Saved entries
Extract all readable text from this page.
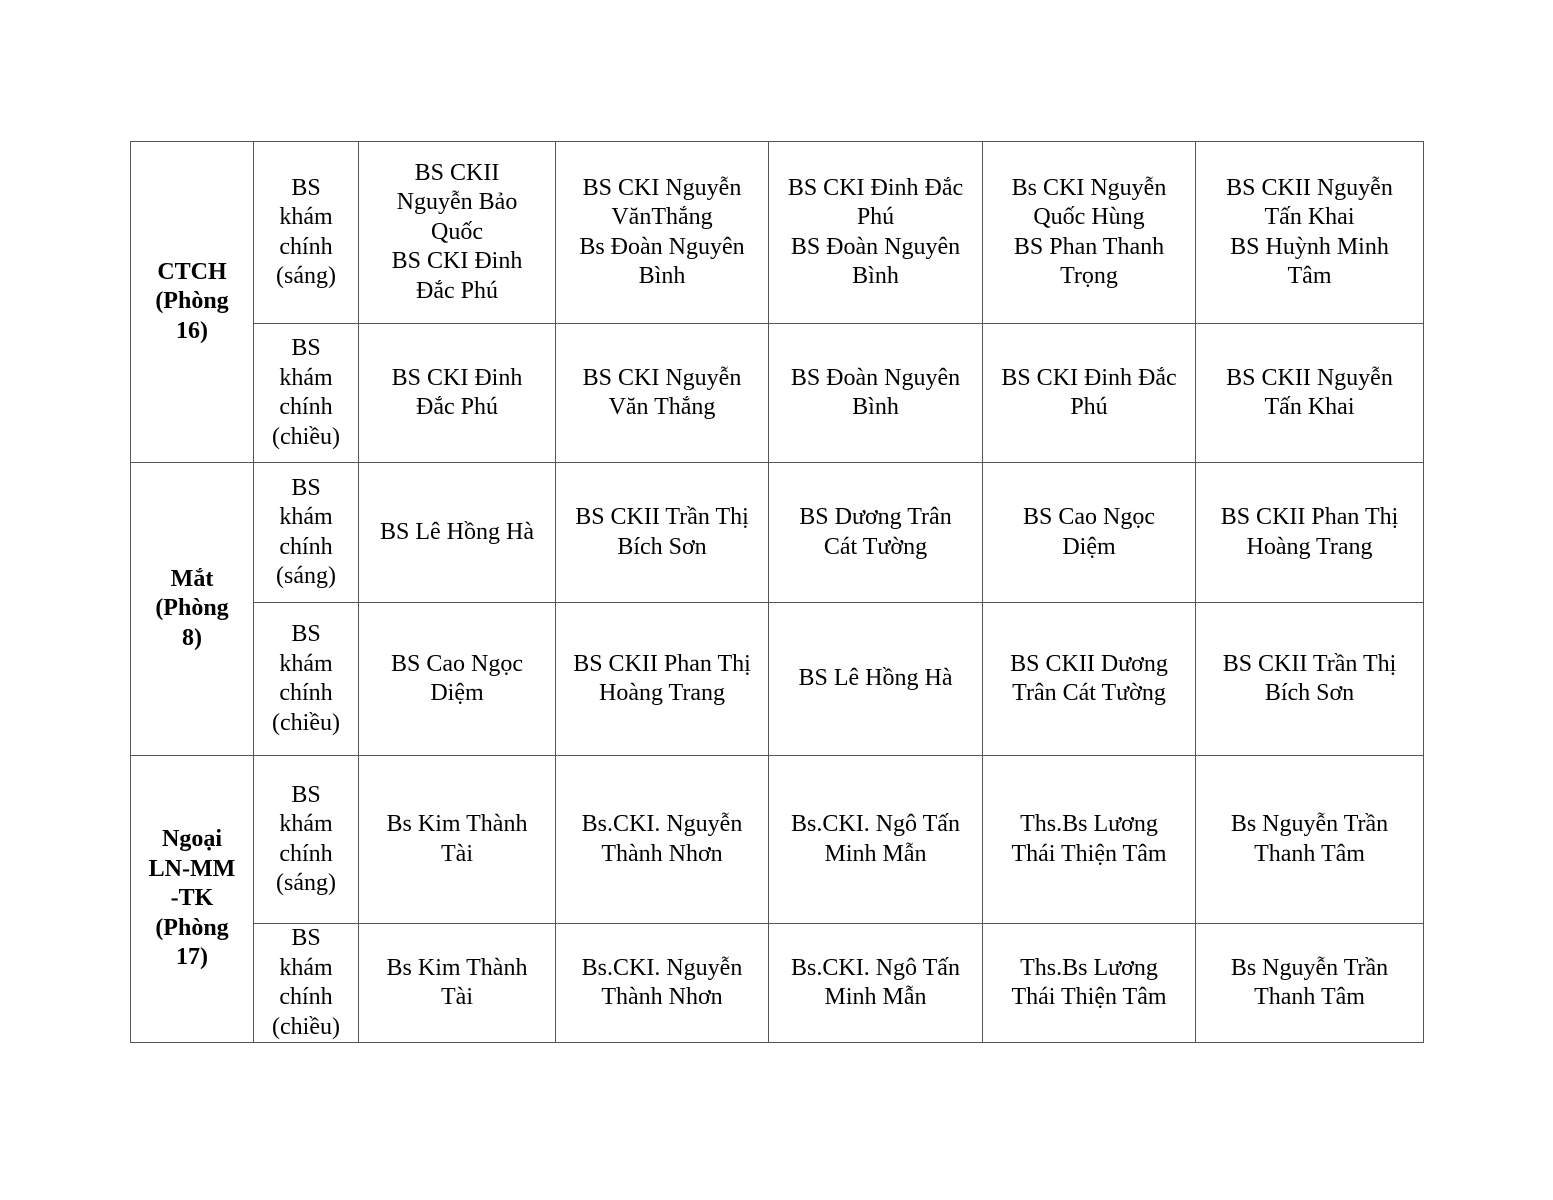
CTCH
(Phòng
16)	BS
khám
chính
(sáng)	BS CKII
Nguyễn Bảo
Quốc
BS CKI Đinh
Đắc Phú	BS CKI Nguyễn
VănThắng
Bs Đoàn Nguyên
Bình	BS CKI Đinh Đắc
Phú
BS Đoàn Nguyên
Bình	Bs CKI Nguyễn
Quốc Hùng
BS Phan Thanh
Trọng	BS CKII Nguyễn
Tấn Khai
BS Huỳnh Minh
Tâm
	BS
khám
chính
(chiều)	BS CKI Đinh
Đắc Phú	BS CKI Nguyễn
Văn Thắng	BS Đoàn Nguyên
Bình	BS CKI Đinh Đắc
Phú	BS CKII Nguyễn
Tấn Khai
Mắt
(Phòng
8)	BS
khám
chính
(sáng)	BS Lê Hồng Hà	BS CKII Trần Thị
Bích Sơn	BS Dương Trân
Cát Tường	BS Cao Ngọc
Diệm	BS CKII Phan Thị
Hoàng Trang
	BS
khám
chính
(chiều)	BS Cao Ngọc
Diệm	BS CKII Phan Thị
Hoàng Trang	BS Lê Hồng Hà	BS CKII Dương
Trân Cát Tường	BS CKII Trần Thị
Bích Sơn
Ngoại
LN-MM
-TK
(Phòng
17)	BS
khám
chính
(sáng)	Bs Kim Thành
Tài	Bs.CKI. Nguyễn
Thành Nhơn	Bs.CKI. Ngô Tấn
Minh Mẫn	Ths.Bs Lương
Thái Thiện Tâm	Bs Nguyễn Trần
Thanh Tâm
	BS
khám
chính
(chiều)	Bs Kim Thành
Tài	Bs.CKI. Nguyễn
Thành Nhơn	Bs.CKI. Ngô Tấn
Minh Mẫn	Ths.Bs Lương
Thái Thiện Tâm	Bs Nguyễn Trần
Thanh Tâm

● **Task requirements**
Copy out the lines in which the string "Nguyễn" appears.

● **The answer**
Nguyễn Bảo
Đắc Phú	BS CKI Nguyễn
Bình	Bs CKI Nguyễn
Trọng	BS CKII Nguyễn
Đắc Phú	BS CKI Nguyễn
Phú	BS CKII Nguyễn
Tài	Bs.CKI. Nguyễn
Thái Thiện Tâm	Bs Nguyễn Trần
Tài	Bs.CKI. Nguyễn
Thái Thiện Tâm	Bs Nguyễn Trần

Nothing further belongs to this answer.